Repeat each entry exactly and drop the pictures.

**Collected data entries**
···

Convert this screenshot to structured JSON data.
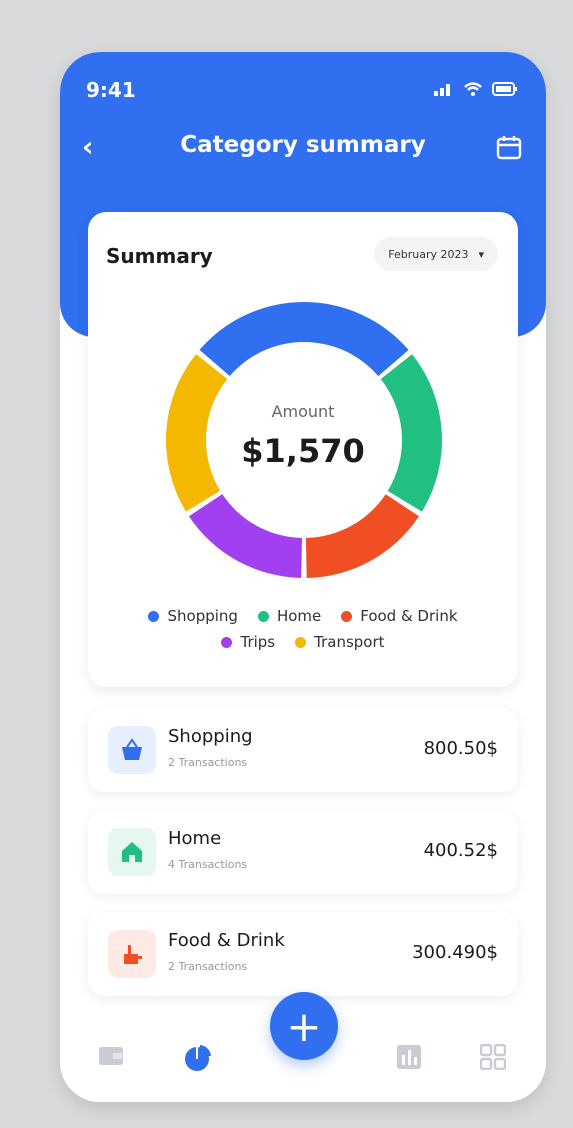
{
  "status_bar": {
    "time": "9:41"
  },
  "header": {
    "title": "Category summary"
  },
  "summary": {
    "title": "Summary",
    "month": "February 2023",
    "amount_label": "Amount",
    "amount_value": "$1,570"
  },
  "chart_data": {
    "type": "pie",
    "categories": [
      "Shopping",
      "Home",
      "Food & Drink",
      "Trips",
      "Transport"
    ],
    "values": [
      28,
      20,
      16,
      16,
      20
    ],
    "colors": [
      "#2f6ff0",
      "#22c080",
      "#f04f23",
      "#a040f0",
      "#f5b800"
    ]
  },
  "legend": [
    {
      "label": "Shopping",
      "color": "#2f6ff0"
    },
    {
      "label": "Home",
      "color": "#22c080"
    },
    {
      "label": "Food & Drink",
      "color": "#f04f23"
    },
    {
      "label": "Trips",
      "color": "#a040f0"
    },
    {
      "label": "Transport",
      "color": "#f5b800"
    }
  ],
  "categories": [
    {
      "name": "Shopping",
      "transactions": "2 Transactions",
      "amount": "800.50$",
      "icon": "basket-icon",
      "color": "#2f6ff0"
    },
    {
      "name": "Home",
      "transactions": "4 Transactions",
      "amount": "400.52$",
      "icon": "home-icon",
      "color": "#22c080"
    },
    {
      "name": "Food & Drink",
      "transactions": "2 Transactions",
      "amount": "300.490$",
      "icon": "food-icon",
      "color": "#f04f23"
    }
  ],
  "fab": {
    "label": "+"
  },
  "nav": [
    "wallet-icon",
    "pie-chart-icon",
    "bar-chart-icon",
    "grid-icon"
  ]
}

···

**RESPONSE FOR THIS EXERCISE**
Convert this screenshot to structured JSON data.
{
  "status_bar": {
    "time": "9:41"
  },
  "header": {
    "title": "Category summary"
  },
  "summary": {
    "title": "Summary",
    "month": "February 2023",
    "amount_label": "Amount",
    "amount_value": "$1,570"
  },
  "chart_data": {
    "type": "pie",
    "categories": [
      "Shopping",
      "Home",
      "Food & Drink",
      "Trips",
      "Transport"
    ],
    "values": [
      28,
      20,
      16,
      16,
      20
    ],
    "colors": [
      "#2f6ff0",
      "#22c080",
      "#f04f23",
      "#a040f0",
      "#f5b800"
    ]
  },
  "legend": [
    {
      "label": "Shopping",
      "color": "#2f6ff0"
    },
    {
      "label": "Home",
      "color": "#22c080"
    },
    {
      "label": "Food & Drink",
      "color": "#f04f23"
    },
    {
      "label": "Trips",
      "color": "#a040f0"
    },
    {
      "label": "Transport",
      "color": "#f5b800"
    }
  ],
  "categories": [
    {
      "name": "Shopping",
      "transactions": "2 Transactions",
      "amount": "800.50$",
      "icon": "basket-icon",
      "color": "#2f6ff0"
    },
    {
      "name": "Home",
      "transactions": "4 Transactions",
      "amount": "400.52$",
      "icon": "home-icon",
      "color": "#22c080"
    },
    {
      "name": "Food & Drink",
      "transactions": "2 Transactions",
      "amount": "300.490$",
      "icon": "food-icon",
      "color": "#f04f23"
    }
  ],
  "fab": {
    "label": "+"
  },
  "nav": [
    "wallet-icon",
    "pie-chart-icon",
    "bar-chart-icon",
    "grid-icon"
  ]
}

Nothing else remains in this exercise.